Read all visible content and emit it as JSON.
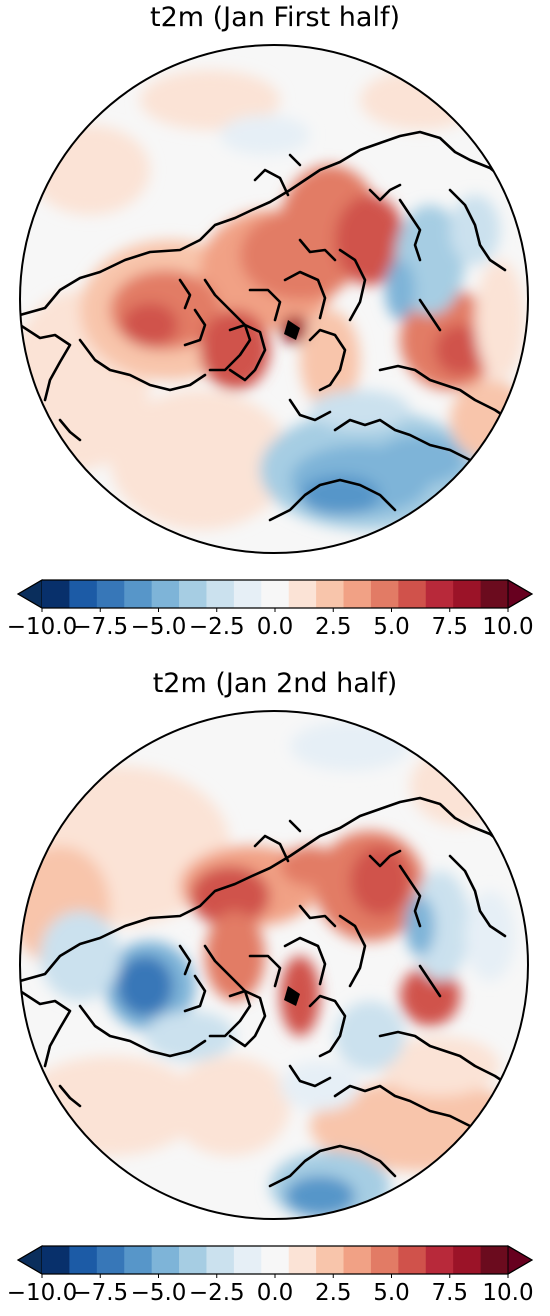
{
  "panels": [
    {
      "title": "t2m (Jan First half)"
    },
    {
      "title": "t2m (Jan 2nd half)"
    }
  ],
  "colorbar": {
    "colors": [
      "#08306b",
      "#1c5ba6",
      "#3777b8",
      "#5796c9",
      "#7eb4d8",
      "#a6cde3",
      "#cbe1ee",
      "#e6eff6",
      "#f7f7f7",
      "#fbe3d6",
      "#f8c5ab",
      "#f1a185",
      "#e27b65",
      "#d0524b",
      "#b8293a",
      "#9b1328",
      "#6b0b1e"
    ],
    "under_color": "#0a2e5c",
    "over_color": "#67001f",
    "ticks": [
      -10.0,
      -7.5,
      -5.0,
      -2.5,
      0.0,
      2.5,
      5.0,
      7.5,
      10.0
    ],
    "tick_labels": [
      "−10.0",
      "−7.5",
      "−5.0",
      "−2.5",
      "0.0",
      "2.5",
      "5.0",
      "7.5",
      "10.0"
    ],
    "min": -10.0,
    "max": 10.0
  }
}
---
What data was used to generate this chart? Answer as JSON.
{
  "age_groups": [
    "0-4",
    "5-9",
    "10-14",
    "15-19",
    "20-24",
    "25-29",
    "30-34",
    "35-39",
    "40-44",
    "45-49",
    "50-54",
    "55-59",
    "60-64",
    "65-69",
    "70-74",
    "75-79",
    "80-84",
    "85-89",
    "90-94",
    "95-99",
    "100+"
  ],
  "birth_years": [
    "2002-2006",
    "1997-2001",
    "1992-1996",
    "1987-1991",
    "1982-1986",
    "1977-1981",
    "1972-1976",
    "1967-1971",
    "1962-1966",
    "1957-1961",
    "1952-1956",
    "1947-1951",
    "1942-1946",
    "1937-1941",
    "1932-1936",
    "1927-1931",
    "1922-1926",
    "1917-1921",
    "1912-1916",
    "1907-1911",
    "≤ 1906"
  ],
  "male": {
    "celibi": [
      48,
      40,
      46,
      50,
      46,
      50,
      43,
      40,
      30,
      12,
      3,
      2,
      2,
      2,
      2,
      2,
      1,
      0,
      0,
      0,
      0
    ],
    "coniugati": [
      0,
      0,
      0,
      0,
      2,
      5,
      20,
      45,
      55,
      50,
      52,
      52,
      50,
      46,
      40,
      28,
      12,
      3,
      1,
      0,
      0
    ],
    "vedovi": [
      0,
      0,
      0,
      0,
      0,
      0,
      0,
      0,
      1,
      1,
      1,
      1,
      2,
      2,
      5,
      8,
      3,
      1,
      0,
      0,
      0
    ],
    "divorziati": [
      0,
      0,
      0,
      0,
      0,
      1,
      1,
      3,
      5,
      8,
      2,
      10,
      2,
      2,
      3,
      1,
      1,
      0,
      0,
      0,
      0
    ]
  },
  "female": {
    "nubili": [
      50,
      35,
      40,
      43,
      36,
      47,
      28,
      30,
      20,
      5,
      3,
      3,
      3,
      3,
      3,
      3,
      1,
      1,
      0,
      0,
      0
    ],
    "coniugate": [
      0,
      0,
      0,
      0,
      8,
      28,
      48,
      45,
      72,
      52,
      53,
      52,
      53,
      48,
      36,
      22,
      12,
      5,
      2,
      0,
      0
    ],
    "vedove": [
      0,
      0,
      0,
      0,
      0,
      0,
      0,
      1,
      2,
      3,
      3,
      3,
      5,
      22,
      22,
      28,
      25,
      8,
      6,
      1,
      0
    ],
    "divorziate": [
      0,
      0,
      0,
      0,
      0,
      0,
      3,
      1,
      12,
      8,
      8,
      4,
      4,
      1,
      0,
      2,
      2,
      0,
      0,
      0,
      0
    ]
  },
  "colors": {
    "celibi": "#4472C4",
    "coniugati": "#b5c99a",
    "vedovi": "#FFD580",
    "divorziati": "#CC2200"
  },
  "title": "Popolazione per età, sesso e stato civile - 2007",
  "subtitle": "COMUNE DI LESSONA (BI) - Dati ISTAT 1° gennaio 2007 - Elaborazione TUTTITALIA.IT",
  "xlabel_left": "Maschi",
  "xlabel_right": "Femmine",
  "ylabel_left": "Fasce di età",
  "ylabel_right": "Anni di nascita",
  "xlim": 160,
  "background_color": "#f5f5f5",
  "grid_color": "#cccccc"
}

What is expected: List the lines of the material in which the word "half" occurs.

Solution for this exercise:
      "title": "t2m (Jan First half)"
      "title": "t2m (Jan 2nd half)"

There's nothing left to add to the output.